= To do =
Records follow. Copy every line with "grid".

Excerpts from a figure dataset
####

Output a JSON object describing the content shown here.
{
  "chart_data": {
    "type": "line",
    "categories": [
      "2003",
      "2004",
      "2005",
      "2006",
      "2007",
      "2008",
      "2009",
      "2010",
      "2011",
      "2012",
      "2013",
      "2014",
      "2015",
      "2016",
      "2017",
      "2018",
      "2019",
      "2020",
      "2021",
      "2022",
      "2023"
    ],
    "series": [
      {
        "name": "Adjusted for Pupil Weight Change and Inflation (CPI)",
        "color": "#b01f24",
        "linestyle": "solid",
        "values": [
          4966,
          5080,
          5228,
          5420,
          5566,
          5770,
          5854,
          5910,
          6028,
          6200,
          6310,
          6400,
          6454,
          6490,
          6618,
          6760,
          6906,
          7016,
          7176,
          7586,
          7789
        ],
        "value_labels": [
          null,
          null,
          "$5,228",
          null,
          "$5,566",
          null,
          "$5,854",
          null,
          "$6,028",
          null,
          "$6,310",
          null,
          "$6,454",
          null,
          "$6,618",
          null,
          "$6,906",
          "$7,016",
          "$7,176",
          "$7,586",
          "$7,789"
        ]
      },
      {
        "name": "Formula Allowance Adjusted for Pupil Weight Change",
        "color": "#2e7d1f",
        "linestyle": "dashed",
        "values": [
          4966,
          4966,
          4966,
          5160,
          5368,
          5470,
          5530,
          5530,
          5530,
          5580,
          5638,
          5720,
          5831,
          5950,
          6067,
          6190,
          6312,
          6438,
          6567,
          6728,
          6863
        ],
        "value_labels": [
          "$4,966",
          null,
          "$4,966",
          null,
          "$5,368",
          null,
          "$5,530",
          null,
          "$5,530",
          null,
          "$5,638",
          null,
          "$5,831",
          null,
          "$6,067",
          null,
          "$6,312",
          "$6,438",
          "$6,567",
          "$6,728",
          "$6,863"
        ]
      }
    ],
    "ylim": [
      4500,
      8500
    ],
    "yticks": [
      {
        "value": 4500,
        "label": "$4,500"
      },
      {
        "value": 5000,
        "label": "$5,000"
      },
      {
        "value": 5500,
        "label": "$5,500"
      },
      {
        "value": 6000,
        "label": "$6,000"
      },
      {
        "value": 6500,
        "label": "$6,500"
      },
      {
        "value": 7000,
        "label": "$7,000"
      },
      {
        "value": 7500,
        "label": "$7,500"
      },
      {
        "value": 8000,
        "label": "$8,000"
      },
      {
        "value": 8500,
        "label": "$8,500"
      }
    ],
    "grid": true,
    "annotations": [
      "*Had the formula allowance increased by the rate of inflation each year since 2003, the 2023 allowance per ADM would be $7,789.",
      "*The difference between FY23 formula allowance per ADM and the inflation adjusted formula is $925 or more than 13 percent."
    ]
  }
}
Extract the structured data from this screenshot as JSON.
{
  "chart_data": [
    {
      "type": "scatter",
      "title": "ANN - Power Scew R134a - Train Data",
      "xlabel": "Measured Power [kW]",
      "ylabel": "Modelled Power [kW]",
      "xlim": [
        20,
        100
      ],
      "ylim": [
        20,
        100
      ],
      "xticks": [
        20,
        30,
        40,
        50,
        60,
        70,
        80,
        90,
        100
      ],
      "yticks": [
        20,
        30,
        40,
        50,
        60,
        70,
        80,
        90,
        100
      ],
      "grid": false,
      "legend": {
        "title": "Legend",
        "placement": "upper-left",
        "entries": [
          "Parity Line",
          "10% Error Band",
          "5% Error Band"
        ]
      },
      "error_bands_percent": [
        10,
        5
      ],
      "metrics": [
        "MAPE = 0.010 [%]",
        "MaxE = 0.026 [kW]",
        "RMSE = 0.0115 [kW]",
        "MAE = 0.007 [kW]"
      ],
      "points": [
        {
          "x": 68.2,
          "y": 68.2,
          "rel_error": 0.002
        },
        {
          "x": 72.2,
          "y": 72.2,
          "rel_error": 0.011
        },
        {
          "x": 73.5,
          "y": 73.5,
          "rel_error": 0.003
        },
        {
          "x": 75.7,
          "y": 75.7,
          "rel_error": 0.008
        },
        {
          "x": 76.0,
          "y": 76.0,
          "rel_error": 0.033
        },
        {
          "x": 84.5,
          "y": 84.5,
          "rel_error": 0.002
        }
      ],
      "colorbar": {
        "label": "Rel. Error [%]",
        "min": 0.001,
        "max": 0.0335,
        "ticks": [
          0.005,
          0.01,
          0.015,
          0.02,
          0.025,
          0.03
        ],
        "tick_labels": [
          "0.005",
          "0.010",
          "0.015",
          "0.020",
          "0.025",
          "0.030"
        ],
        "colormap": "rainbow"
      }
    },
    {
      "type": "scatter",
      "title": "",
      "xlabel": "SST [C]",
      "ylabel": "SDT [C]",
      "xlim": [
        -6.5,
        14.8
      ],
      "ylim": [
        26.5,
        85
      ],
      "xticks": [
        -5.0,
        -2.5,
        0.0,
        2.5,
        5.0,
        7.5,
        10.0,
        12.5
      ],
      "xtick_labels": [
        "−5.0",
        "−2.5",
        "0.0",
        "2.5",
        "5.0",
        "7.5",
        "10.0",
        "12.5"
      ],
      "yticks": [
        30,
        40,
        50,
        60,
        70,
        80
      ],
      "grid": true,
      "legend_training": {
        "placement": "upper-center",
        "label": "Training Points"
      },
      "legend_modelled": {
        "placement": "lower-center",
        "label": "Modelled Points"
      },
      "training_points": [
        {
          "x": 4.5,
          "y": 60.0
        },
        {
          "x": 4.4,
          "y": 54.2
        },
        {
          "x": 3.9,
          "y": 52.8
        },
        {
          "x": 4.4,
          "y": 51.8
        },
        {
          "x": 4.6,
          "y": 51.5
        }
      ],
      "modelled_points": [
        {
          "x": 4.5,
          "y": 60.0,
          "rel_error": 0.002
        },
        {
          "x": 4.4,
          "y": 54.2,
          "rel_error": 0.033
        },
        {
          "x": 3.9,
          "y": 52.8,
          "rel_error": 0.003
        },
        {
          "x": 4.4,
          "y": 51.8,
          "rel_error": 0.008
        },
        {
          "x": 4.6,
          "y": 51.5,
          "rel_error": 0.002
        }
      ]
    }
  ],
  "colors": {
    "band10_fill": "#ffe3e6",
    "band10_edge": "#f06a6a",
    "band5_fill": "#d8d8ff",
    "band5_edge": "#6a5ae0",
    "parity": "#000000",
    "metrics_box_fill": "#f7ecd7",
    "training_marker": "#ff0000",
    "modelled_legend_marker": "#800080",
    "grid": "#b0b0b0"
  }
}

####

= Exercise result =
    "grid": true,
      "grid": false,
      "grid": true,
    "grid": "#b0b0b0"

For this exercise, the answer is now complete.